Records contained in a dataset
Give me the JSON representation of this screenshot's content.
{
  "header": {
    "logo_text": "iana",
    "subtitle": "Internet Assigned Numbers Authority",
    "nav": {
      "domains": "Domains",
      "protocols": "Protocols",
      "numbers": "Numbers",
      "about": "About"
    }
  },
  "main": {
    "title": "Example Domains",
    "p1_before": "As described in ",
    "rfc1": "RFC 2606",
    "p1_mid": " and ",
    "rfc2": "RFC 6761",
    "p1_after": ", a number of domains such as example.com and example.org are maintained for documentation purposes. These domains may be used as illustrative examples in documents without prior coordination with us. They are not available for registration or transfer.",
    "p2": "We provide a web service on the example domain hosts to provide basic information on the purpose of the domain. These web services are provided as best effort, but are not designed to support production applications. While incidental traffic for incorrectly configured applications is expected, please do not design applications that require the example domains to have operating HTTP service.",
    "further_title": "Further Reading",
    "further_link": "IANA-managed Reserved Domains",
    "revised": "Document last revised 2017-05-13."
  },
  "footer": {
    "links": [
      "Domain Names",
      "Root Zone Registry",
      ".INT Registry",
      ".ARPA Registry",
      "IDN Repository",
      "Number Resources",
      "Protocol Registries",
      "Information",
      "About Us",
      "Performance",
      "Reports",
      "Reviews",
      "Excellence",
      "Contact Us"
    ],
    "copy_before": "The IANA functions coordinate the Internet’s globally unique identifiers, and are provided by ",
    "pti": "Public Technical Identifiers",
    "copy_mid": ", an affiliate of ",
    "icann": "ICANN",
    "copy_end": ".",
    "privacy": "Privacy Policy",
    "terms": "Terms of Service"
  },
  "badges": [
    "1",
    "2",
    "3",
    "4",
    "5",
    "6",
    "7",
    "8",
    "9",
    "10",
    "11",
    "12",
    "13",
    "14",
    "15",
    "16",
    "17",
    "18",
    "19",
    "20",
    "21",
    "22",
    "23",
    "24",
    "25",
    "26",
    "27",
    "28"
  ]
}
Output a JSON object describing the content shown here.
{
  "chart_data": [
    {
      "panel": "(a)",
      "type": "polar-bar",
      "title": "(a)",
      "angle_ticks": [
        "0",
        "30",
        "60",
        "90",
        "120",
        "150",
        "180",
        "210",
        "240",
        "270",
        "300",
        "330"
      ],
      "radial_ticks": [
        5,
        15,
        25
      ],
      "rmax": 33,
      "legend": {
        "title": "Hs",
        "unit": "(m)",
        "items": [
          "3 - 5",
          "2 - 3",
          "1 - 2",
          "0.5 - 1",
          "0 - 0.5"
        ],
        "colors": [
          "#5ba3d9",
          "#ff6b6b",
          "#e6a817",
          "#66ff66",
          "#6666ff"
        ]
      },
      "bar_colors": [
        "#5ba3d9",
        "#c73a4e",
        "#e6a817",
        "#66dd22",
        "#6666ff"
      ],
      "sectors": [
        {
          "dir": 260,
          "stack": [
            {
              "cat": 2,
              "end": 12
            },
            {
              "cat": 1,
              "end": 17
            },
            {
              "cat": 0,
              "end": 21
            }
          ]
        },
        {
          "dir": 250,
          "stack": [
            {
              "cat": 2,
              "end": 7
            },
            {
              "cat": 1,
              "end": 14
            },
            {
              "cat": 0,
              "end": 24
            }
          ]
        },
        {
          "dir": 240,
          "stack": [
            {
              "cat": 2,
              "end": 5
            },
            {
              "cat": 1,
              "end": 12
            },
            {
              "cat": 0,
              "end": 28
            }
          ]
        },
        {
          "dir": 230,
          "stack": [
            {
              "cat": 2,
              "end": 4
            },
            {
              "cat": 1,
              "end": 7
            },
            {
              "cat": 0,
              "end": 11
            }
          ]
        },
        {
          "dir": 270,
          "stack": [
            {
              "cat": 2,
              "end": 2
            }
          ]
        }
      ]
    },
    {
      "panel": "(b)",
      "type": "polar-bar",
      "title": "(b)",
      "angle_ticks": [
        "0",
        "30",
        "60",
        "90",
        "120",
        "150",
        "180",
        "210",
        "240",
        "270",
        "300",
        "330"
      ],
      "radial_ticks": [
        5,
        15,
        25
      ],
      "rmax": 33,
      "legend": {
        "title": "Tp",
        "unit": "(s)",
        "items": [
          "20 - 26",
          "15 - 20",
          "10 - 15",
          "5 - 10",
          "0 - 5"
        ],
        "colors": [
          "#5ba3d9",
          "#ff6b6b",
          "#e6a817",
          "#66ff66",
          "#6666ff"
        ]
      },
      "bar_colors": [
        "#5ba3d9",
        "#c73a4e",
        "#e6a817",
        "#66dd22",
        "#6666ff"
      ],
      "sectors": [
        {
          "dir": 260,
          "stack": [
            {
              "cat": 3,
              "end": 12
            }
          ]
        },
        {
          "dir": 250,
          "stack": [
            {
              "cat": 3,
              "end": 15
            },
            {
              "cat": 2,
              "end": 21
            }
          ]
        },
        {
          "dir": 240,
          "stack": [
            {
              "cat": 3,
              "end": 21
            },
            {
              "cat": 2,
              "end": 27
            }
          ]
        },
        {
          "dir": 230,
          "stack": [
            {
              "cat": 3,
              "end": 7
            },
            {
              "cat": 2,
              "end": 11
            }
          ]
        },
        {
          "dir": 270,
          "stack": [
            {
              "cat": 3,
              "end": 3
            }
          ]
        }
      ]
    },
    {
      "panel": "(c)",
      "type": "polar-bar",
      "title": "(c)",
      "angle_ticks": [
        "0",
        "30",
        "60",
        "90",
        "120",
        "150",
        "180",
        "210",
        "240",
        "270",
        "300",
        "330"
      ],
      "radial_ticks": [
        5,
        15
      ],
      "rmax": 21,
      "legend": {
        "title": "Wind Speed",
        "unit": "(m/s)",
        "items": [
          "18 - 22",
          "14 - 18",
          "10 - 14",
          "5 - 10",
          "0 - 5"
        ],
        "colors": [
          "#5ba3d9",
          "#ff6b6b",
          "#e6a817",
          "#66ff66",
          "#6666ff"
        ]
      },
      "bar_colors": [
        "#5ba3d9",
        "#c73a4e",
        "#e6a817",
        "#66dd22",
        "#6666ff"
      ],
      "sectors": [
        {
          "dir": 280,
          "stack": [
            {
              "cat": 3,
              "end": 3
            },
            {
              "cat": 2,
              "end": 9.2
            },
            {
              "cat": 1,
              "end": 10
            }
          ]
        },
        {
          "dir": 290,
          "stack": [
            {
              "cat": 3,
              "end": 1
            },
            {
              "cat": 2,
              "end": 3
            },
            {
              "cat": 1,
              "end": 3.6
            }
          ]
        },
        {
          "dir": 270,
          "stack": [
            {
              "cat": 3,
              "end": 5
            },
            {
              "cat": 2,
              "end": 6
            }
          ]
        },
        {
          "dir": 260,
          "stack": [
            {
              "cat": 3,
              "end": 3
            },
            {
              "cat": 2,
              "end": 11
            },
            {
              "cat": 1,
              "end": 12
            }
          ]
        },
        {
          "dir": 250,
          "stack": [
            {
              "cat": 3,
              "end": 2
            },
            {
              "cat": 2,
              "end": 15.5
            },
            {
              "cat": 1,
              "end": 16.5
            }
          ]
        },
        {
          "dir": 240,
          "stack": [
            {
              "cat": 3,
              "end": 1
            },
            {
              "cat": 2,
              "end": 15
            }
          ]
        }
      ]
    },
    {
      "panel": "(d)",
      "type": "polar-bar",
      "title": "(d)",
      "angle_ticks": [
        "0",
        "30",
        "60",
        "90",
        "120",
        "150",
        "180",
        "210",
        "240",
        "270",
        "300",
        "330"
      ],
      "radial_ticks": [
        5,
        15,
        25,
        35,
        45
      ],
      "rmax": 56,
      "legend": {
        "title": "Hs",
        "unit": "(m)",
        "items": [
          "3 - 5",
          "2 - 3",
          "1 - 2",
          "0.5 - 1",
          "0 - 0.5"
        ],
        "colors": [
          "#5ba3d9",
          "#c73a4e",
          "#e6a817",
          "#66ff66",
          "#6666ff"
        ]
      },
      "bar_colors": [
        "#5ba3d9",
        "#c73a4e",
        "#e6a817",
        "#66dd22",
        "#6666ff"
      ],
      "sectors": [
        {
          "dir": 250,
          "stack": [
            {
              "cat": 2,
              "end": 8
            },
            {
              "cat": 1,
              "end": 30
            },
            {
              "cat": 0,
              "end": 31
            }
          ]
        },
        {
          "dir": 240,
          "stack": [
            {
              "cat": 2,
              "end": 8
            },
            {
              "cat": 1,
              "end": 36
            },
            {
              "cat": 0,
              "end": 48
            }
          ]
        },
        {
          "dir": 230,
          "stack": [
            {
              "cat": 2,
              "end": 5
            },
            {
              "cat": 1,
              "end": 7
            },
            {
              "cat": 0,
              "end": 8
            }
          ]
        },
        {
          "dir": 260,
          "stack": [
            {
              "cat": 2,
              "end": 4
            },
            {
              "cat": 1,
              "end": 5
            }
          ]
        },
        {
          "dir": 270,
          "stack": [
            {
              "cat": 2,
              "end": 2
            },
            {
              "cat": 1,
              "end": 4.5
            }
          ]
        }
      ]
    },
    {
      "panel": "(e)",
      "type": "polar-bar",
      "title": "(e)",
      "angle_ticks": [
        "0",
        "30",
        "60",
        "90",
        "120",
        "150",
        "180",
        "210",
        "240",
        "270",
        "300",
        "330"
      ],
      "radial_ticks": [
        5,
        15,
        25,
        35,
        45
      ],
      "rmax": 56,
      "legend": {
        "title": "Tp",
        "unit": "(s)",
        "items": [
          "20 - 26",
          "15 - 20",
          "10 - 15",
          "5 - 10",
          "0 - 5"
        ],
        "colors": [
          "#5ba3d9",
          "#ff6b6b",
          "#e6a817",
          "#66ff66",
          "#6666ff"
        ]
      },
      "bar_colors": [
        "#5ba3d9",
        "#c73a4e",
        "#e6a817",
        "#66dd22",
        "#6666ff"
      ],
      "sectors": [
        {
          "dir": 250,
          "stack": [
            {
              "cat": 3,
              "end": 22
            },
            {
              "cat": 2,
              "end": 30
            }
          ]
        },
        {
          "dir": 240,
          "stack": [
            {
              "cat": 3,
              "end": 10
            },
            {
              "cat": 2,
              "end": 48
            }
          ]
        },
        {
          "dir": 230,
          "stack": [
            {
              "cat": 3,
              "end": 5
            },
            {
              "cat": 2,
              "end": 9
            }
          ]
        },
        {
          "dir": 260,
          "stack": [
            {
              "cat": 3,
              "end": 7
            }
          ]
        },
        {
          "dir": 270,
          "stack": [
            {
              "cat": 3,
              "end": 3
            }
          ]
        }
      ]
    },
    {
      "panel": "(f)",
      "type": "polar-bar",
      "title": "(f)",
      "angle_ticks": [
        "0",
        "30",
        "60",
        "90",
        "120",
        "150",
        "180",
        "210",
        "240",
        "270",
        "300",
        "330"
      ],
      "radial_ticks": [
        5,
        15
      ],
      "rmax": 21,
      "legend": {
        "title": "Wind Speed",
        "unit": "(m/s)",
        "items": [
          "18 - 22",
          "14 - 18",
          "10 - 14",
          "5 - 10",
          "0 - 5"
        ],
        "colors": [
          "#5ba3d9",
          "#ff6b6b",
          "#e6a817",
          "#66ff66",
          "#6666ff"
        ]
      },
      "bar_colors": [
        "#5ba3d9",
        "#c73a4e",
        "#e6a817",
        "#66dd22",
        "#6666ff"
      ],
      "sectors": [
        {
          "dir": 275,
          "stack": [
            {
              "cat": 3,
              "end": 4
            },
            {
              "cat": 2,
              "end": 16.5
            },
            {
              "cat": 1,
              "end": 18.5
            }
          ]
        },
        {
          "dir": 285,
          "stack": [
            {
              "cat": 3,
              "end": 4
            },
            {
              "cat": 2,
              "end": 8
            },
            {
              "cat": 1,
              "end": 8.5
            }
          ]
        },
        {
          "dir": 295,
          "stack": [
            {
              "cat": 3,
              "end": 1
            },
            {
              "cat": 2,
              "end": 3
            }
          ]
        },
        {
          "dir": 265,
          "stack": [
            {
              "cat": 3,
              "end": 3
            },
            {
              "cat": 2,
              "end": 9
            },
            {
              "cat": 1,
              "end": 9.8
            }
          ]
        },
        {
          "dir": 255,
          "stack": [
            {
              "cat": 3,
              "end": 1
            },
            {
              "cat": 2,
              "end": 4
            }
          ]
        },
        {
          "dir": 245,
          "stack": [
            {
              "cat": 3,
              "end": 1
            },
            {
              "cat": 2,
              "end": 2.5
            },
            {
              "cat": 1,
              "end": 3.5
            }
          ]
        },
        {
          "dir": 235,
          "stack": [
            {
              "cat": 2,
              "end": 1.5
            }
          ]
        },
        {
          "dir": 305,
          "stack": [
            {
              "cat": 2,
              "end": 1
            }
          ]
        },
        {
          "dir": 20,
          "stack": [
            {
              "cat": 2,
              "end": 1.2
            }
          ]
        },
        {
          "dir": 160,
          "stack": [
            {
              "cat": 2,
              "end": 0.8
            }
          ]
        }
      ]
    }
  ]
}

▶ **SHORT TASK**:
Pick out the lines containing the string "provided" and show them.

▶ **FULL RESPONSE**:
    "p2": "We provide a web service on the example domain hosts to provide basic information on the purpose of the domain. These web services are provided as best effort, but are not designed to support production applications. While incidental traffic for incorrectly configured applications is expected, please do not design applications that require the example domains to have operating HTTP service.",
    "copy_before": "The IANA functions coordinate the Internet’s globally unique identifiers, and are provided by ",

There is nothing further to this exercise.